- [YOUR INSTRUCTIONS]: Below is a block of records; reproduce all of them exactly and leave out any pictures.

- [SUPPLIED DATA]:

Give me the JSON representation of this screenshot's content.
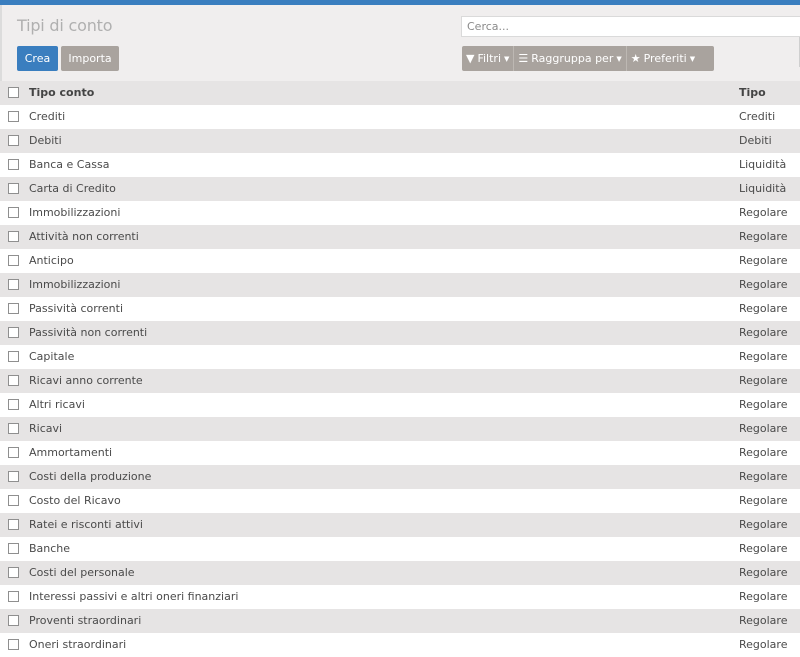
{
  "page": {
    "title": "Tipi di conto",
    "search_placeholder": "Cerca..."
  },
  "buttons": {
    "crea": "Crea",
    "importa": "Importa"
  },
  "filters": {
    "filtri": "Filtri",
    "raggruppa": "Raggruppa per",
    "preferiti": "Preferiti"
  },
  "table": {
    "headers": {
      "name": "Tipo conto",
      "type": "Tipo"
    },
    "rows": [
      {
        "name": "Crediti",
        "type": "Crediti"
      },
      {
        "name": "Debiti",
        "type": "Debiti"
      },
      {
        "name": "Banca e Cassa",
        "type": "Liquidità"
      },
      {
        "name": "Carta di Credito",
        "type": "Liquidità"
      },
      {
        "name": "Immobilizzazioni",
        "type": "Regolare"
      },
      {
        "name": "Attività non correnti",
        "type": "Regolare"
      },
      {
        "name": "Anticipo",
        "type": "Regolare"
      },
      {
        "name": "Immobilizzazioni",
        "type": "Regolare"
      },
      {
        "name": "Passività correnti",
        "type": "Regolare"
      },
      {
        "name": "Passività non correnti",
        "type": "Regolare"
      },
      {
        "name": "Capitale",
        "type": "Regolare"
      },
      {
        "name": "Ricavi anno corrente",
        "type": "Regolare"
      },
      {
        "name": "Altri ricavi",
        "type": "Regolare"
      },
      {
        "name": "Ricavi",
        "type": "Regolare"
      },
      {
        "name": "Ammortamenti",
        "type": "Regolare"
      },
      {
        "name": "Costi della produzione",
        "type": "Regolare"
      },
      {
        "name": "Costo del Ricavo",
        "type": "Regolare"
      },
      {
        "name": "Ratei e risconti attivi",
        "type": "Regolare"
      },
      {
        "name": "Banche",
        "type": "Regolare"
      },
      {
        "name": "Costi del personale",
        "type": "Regolare"
      },
      {
        "name": "Interessi passivi e altri oneri finanziari",
        "type": "Regolare"
      },
      {
        "name": "Proventi straordinari",
        "type": "Regolare"
      },
      {
        "name": "Oneri straordinari",
        "type": "Regolare"
      }
    ]
  }
}
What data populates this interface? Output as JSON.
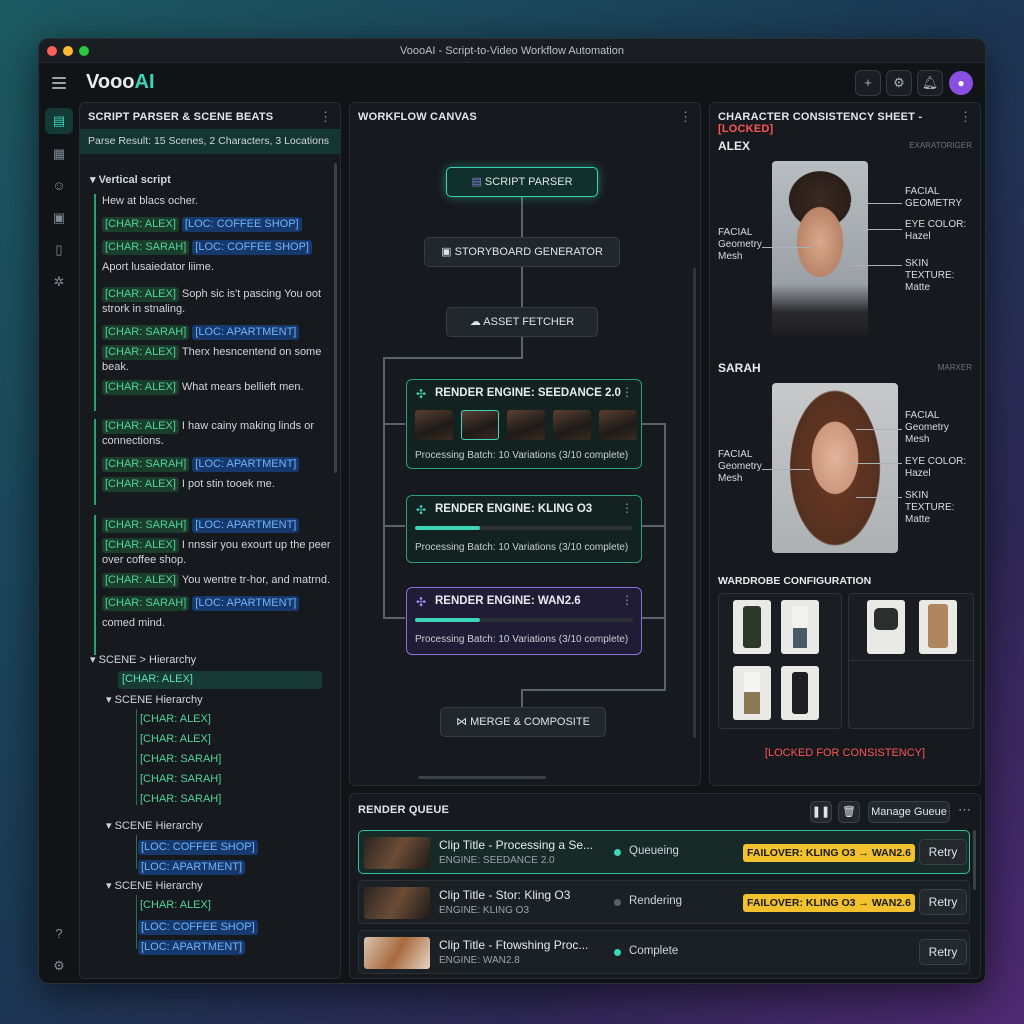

- [FULL ANSWER]:
Give me the JSON representation of this screenshot's content.
{
  "page": {
    "title": "Tipi di conto",
    "search_placeholder": "Cerca..."
  },
  "buttons": {
    "crea": "Crea",
    "importa": "Importa"
  },
  "filters": {
    "filtri": "Filtri",
    "raggruppa": "Raggruppa per",
    "preferiti": "Preferiti"
  },
  "table": {
    "headers": {
      "name": "Tipo conto",
      "type": "Tipo"
    },
    "rows": [
      {
        "name": "Crediti",
        "type": "Crediti"
      },
      {
        "name": "Debiti",
        "type": "Debiti"
      },
      {
        "name": "Banca e Cassa",
        "type": "Liquidità"
      },
      {
        "name": "Carta di Credito",
        "type": "Liquidità"
      },
      {
        "name": "Immobilizzazioni",
        "type": "Regolare"
      },
      {
        "name": "Attività non correnti",
        "type": "Regolare"
      },
      {
        "name": "Anticipo",
        "type": "Regolare"
      },
      {
        "name": "Immobilizzazioni",
        "type": "Regolare"
      },
      {
        "name": "Passività correnti",
        "type": "Regolare"
      },
      {
        "name": "Passività non correnti",
        "type": "Regolare"
      },
      {
        "name": "Capitale",
        "type": "Regolare"
      },
      {
        "name": "Ricavi anno corrente",
        "type": "Regolare"
      },
      {
        "name": "Altri ricavi",
        "type": "Regolare"
      },
      {
        "name": "Ricavi",
        "type": "Regolare"
      },
      {
        "name": "Ammortamenti",
        "type": "Regolare"
      },
      {
        "name": "Costi della produzione",
        "type": "Regolare"
      },
      {
        "name": "Costo del Ricavo",
        "type": "Regolare"
      },
      {
        "name": "Ratei e risconti attivi",
        "type": "Regolare"
      },
      {
        "name": "Banche",
        "type": "Regolare"
      },
      {
        "name": "Costi del personale",
        "type": "Regolare"
      },
      {
        "name": "Interessi passivi e altri oneri finanziari",
        "type": "Regolare"
      },
      {
        "name": "Proventi straordinari",
        "type": "Regolare"
      },
      {
        "name": "Oneri straordinari",
        "type": "Regolare"
      }
    ]
  }
}
What data populates this interface? Output as JSON.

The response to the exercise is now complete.